El boicot de Chirac

Nicolas Sarkozy pasó mucho tiempo preparando con toda su ambición esta fervorosa ceremonia, que al final consiguió celebrar pese al boicot del hombre al que aspira a suceder: el presidente Jacques Chirac.

En ocho trenes de alta velocidad TGV y 520 autobuses viajaron a París más de 70.000 simpatizantes y miembros del partido para «coronar» al ministro del Interior de 51 años como candidato al Palacio del Elíseo.

El acto, con un costo de 3,5 millones de euros (4,5 millones de dólares), había sido organizado de forma minuciosa. La Unión por un Movimiento Popular (UMP) designó al hasta ahora jefe del partido bajo el lema «Sarkozy presidente». Más de 20 oradores elogiaron en unidad al hombre que se presentaba sin adversario dentro de la UMP.

Pero Chirac, de 74 años, boicoteó lo que en Francia de dio en llamar «la gran misa por Nicolas Sarkozy». Para el mandatario, este disparo de salida de la derecha fue una doble derrota.

Por una parte, Sarkozy tiene el pleno control del partido más importante de Francia por motivos financieros y logísticos (lo apoyó el 98,10% de los asistentes). La UMP se alineó sin fisuras por detrás del ministro famoso por su línea dura, incluso antes de que Chirac expresara sus intenciones de irse o quedarse después de doce años en el cargo.

Pero además, como adversario de la socialista Ségolène Royal, de 53 años, Sarkozy implica un cambio generacional y en un sentido opuesto a los deseos de Chirac, que nunca lo tuvo entre sus favoritos. De hecho, en 1995 «Speedy Sarko» hizo política en contra de Chirac. Tras la «coronación» escenificada para los medios, el candidato tiene menos de 100 días para atraer a los ciudadanos con su «ruptura pacífica» con la política de la vieja guardia. Las encuestas predicen un empate con la popular dirigente socialista. Según los sondeos, los ciudadanos creen que Sarkozy, hijo de un aristócrata húngaro y de la hija de un médico de París es sobre todo valiente y simpático. Y la mayoría considera que haría un buen papel a nivel internacional y que podría reformar el país.

- PARTES DEL EJERCICIO -
A - Indica si estas afirmaciones coinciden con el texto sobre la candidatura de Sarkozy y cita las palabras que lo deciden: (i) Sarkozy tenía rivales dentro de la UMP; (ii) el acto costó 3,5 millones de euros; (iii) las encuestas dan a Sarkozy una clara ventaja sobre Royal.
B - Según el texto sobre la candidatura de Sarkozy, ¿qué porcentaje de los asistentes lo apoyó?
C - Escribe lo que sigue al texto sobre la candidatura de Sarkozy, a partir de su última oración.

- DATOS PARA REVISAR -
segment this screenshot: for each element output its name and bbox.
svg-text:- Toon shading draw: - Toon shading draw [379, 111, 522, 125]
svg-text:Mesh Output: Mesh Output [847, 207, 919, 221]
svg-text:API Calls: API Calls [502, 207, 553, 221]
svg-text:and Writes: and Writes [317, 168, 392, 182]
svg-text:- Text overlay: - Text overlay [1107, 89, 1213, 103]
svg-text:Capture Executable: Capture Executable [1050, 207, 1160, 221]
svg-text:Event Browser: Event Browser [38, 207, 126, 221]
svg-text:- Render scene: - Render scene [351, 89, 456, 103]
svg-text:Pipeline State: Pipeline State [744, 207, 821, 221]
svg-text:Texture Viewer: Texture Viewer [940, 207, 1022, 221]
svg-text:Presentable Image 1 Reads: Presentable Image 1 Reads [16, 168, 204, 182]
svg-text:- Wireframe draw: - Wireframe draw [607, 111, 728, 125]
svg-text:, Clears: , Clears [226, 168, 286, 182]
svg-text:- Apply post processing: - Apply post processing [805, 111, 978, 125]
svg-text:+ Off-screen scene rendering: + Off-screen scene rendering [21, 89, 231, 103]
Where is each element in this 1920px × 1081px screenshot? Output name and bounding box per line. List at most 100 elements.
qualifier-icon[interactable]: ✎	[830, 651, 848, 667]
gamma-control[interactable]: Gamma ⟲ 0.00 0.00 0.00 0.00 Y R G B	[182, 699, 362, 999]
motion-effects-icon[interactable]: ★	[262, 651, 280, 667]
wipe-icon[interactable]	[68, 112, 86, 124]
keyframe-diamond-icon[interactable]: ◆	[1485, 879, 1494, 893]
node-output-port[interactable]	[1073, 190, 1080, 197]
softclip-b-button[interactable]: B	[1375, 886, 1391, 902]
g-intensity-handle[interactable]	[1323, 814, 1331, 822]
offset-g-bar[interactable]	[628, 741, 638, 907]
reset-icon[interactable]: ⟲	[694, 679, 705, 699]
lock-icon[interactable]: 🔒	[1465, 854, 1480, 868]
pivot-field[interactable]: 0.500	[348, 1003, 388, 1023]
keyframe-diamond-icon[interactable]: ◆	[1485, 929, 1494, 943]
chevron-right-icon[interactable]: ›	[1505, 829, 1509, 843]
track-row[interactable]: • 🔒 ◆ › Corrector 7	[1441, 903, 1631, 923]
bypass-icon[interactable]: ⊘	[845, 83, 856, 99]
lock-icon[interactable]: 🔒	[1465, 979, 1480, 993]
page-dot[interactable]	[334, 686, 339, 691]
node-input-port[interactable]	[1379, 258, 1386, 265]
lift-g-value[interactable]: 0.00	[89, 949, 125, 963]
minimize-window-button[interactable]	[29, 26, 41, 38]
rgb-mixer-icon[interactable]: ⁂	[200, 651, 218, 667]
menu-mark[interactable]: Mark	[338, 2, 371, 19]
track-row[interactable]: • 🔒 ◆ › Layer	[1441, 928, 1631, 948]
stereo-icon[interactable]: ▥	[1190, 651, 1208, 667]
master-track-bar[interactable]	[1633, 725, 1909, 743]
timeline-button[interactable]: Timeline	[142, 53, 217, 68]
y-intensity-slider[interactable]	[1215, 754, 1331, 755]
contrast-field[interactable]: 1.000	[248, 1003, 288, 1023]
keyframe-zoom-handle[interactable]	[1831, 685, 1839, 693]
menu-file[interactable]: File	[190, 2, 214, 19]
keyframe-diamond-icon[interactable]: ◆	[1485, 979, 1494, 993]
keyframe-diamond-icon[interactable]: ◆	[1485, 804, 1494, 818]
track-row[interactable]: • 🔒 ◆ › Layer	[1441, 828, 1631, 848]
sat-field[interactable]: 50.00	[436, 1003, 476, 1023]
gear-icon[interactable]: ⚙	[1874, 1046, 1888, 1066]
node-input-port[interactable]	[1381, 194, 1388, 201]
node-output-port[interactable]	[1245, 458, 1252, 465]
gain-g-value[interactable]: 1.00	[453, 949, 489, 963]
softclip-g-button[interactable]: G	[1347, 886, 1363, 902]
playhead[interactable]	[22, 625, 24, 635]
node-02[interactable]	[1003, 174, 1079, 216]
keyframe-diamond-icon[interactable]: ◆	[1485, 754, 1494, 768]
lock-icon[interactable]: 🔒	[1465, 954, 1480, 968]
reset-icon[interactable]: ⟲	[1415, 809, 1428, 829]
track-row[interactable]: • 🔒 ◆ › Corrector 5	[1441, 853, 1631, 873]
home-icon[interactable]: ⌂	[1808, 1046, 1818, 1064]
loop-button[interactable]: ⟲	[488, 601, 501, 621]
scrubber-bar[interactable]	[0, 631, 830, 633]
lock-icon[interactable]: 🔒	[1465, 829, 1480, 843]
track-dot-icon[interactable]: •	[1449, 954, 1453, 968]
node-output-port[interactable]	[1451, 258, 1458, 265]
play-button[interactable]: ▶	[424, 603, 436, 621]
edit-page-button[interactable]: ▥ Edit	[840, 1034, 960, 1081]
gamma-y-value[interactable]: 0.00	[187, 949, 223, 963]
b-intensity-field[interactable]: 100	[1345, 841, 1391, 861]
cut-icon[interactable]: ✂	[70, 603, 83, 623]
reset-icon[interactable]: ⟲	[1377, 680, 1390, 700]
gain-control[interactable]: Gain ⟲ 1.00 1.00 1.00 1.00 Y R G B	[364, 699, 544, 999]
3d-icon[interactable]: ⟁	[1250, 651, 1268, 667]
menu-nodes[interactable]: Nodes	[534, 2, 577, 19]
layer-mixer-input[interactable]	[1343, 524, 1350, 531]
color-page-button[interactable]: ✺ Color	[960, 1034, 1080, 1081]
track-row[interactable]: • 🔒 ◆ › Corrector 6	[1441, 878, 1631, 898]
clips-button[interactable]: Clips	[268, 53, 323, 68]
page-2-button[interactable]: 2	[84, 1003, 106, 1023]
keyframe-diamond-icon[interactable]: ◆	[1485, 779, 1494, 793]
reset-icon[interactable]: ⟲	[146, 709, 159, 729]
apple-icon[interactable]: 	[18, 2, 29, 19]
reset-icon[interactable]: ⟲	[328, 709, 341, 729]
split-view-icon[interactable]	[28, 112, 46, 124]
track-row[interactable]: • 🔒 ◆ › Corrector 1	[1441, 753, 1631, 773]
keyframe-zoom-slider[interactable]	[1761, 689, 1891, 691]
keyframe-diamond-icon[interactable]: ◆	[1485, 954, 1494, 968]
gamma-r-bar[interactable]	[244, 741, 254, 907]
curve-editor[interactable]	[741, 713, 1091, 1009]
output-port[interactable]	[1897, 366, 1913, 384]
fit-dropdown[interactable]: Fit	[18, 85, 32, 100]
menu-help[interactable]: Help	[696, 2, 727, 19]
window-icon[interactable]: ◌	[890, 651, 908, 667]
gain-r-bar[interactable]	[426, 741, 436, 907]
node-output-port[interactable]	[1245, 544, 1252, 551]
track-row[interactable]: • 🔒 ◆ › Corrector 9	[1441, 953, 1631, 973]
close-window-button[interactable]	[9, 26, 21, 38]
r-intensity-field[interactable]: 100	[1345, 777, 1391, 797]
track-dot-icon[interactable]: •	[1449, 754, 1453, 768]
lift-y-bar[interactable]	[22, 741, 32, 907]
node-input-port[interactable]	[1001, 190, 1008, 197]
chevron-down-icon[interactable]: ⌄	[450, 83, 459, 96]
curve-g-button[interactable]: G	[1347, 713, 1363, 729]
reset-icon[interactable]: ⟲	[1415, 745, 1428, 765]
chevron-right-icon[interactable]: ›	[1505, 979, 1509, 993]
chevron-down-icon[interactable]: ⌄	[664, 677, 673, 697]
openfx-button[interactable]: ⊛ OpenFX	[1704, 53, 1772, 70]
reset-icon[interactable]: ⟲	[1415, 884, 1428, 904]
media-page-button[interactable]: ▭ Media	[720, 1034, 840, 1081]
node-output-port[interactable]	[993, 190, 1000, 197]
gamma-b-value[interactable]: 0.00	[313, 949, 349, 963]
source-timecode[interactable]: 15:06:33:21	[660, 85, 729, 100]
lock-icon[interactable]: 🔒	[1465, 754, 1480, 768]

- RESULTADOS POR TAREA -
A -
(i) No: «se presentaba sin adversario dentro de la UMP».
(ii) Sí: «con un costo de 3,5 millones de euros».
(iii) No: «Las encuestas predicen un empate con la popular dirigente socialista».

B - El 98,10 %.

C -
Lo que le falta es saber escuchar más a los franceses y sus problemas. Sus críticos lo acusan de estar demasiado centrado en su propia carrera. Ésta comenzó para quien los socialistas llaman «un neoliberal estadounidense con pasaporte francés» en 1976, con la creación por parte de Chirac del neogaullista RPR (hoy UMP). Ya con 28 años era alcalde de Neuilly, cerca de París, y en 1993 por primera vez ministro. Chirac lo designó a partir del 2002 como ministro de Economía y de Interior. El presidente y su primer ministro, Dominique de Villepin, no consiguieron neutralizar o desgastar desde su propio campo al detestado rival. Una vez, Sarkozy dijo que ya al afeitarse pensaba en el Elíseo. Y no era broma.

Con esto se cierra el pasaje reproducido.